(Exercise requirements): Go through the material below and copy all lines with "true".

(Dataset rows):
· · · · ·
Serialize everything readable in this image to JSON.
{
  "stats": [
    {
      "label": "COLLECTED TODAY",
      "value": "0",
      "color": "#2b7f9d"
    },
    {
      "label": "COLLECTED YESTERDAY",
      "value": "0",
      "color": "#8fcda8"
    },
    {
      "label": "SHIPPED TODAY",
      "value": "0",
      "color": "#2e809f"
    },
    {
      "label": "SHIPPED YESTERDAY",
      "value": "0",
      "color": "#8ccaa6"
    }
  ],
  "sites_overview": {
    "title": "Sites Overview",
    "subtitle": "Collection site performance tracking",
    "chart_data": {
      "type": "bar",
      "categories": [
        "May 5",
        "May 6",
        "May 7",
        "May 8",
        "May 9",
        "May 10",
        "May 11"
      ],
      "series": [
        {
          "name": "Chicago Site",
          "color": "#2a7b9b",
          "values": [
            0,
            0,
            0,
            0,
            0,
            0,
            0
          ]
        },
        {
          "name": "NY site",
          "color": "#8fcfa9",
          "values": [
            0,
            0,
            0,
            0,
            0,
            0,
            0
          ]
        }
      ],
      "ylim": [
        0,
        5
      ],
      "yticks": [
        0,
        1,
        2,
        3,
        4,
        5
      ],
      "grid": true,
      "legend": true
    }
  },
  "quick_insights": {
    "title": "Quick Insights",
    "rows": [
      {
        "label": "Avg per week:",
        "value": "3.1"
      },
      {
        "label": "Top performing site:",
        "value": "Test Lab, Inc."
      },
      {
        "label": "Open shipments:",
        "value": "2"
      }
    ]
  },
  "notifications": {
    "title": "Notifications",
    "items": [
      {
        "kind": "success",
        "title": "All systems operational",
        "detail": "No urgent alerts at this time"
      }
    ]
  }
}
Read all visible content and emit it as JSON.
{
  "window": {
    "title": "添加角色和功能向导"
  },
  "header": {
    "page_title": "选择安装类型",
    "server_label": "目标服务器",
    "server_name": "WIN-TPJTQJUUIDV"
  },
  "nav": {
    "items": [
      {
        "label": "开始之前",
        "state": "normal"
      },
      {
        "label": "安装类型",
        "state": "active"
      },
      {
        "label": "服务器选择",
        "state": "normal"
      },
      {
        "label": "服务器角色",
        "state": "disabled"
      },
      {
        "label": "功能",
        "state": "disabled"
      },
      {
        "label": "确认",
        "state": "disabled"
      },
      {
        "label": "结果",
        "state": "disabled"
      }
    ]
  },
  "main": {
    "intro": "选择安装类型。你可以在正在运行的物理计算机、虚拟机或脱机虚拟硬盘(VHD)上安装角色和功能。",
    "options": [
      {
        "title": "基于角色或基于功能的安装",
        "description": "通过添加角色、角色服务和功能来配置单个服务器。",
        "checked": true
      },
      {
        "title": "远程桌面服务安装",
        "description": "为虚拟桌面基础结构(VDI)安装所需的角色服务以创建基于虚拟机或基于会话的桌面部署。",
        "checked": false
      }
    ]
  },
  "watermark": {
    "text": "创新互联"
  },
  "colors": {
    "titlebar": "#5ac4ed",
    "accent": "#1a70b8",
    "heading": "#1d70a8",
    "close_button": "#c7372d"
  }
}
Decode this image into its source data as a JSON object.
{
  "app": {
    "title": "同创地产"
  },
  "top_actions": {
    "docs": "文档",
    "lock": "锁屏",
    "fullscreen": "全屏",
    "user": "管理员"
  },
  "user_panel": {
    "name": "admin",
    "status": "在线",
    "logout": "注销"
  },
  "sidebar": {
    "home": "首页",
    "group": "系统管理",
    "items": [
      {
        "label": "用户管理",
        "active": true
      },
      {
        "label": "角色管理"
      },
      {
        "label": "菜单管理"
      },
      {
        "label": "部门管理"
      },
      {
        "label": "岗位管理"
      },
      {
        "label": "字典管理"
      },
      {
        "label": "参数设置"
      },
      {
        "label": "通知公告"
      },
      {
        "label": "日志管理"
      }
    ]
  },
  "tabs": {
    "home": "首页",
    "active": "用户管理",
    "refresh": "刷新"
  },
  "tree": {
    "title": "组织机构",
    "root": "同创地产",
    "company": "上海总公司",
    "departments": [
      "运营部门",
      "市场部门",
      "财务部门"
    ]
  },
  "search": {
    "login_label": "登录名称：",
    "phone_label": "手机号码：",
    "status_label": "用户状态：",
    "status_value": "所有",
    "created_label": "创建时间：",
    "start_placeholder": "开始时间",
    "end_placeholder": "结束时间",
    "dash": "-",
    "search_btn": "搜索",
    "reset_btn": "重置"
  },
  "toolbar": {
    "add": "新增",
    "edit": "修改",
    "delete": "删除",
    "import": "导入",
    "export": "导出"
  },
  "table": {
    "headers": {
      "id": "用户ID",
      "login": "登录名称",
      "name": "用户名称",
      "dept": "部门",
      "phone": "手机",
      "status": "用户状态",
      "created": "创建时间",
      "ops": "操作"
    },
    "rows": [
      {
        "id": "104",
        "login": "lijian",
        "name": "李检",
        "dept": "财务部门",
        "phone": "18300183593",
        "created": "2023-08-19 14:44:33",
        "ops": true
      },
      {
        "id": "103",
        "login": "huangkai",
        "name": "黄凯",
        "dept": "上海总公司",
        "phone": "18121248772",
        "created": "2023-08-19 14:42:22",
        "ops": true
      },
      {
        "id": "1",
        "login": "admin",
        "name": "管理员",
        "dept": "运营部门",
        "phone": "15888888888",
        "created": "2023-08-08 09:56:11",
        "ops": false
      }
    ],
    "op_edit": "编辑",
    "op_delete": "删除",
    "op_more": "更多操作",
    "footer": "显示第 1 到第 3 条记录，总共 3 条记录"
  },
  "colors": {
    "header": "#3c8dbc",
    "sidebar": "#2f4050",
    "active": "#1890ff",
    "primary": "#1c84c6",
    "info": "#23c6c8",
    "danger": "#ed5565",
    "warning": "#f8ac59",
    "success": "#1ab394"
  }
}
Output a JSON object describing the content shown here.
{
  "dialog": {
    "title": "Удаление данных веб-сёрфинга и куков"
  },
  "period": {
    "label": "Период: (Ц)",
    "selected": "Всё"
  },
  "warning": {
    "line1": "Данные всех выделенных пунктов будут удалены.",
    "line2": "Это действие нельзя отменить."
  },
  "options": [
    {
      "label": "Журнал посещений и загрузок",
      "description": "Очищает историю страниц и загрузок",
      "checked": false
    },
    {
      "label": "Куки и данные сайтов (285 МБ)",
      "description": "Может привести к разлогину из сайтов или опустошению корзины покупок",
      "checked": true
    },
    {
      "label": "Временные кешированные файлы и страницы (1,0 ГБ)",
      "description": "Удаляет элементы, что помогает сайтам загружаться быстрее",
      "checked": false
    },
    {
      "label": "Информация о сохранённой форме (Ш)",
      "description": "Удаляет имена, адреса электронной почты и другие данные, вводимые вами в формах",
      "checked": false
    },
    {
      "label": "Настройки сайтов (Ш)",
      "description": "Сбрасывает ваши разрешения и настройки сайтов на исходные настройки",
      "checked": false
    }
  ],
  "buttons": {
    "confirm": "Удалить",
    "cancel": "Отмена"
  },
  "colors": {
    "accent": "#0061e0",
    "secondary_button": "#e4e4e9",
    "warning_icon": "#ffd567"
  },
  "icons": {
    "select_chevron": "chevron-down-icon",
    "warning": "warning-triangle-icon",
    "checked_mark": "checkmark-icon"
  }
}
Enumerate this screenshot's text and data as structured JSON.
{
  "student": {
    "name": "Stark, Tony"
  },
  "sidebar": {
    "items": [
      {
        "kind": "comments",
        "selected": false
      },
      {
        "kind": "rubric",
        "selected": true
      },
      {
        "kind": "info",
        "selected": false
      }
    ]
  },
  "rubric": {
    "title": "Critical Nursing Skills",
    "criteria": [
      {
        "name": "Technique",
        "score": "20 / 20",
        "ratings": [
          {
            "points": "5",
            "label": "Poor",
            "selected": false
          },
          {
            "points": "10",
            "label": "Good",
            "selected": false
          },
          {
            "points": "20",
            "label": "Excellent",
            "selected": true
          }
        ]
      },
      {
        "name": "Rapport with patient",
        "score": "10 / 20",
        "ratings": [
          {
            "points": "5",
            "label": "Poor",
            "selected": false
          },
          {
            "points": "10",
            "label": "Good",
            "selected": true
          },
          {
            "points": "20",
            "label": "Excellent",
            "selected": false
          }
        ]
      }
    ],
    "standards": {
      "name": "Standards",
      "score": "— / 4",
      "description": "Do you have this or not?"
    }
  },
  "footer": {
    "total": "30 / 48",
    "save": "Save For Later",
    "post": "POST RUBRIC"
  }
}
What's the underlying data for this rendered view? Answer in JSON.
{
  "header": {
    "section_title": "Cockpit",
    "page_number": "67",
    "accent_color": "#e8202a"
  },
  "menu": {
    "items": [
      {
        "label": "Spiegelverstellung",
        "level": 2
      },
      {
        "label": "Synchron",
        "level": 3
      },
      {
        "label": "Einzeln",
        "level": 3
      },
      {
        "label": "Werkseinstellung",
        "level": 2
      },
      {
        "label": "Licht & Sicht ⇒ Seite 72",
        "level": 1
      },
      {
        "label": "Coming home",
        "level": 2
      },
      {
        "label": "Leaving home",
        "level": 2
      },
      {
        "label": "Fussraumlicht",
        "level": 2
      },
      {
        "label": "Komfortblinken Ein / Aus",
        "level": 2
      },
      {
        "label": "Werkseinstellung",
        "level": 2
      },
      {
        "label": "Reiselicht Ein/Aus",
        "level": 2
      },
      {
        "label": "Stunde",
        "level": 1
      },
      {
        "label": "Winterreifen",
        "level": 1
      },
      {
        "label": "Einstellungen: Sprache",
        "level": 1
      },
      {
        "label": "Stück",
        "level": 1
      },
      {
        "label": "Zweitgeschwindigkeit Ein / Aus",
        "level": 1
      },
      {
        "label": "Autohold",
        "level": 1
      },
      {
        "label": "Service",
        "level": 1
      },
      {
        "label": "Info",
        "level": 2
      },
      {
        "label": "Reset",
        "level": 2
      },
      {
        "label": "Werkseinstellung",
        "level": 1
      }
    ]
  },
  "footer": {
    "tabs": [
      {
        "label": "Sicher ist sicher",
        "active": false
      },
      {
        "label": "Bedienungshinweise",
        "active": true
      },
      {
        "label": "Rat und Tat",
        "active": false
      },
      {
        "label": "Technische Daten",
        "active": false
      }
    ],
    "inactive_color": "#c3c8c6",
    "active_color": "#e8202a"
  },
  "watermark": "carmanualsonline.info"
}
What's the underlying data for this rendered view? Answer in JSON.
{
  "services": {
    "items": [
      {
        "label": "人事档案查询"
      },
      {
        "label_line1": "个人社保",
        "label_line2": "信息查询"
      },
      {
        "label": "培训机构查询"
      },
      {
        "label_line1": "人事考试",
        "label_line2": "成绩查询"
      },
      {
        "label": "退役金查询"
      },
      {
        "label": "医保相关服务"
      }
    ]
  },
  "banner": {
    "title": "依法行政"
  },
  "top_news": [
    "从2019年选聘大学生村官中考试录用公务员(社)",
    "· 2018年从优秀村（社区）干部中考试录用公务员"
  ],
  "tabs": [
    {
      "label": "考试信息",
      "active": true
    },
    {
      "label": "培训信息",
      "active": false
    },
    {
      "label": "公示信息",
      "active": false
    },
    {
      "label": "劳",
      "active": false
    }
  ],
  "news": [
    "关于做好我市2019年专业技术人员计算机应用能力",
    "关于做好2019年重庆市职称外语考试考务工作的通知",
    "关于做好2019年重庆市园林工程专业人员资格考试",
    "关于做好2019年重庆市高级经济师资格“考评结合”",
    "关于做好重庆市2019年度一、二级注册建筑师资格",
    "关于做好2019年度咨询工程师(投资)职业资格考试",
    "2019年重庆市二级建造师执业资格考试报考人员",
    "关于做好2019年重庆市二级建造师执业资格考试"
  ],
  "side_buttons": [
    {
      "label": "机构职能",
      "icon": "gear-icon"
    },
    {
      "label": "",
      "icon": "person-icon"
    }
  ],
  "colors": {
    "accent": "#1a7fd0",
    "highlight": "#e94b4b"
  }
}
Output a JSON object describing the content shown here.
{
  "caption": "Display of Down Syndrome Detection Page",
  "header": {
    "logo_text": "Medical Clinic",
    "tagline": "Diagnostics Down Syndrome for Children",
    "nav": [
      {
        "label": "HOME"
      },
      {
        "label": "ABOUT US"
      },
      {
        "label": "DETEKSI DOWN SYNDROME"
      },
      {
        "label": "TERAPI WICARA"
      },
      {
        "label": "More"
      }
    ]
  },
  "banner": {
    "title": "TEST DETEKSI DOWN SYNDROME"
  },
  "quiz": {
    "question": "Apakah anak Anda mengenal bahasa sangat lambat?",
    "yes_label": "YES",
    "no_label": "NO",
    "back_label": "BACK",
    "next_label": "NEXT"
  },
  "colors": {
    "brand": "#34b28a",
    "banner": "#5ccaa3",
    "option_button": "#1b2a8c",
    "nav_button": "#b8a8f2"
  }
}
· · · · ·
(Output for this task):
      "grid": true,
      "legend": true
        "checked": true
        "active": true
        "ops": true
        "ops": true
      "checked": true
        "selected": true
            "selected": true
            "selected": true
        "active": true
      "active": true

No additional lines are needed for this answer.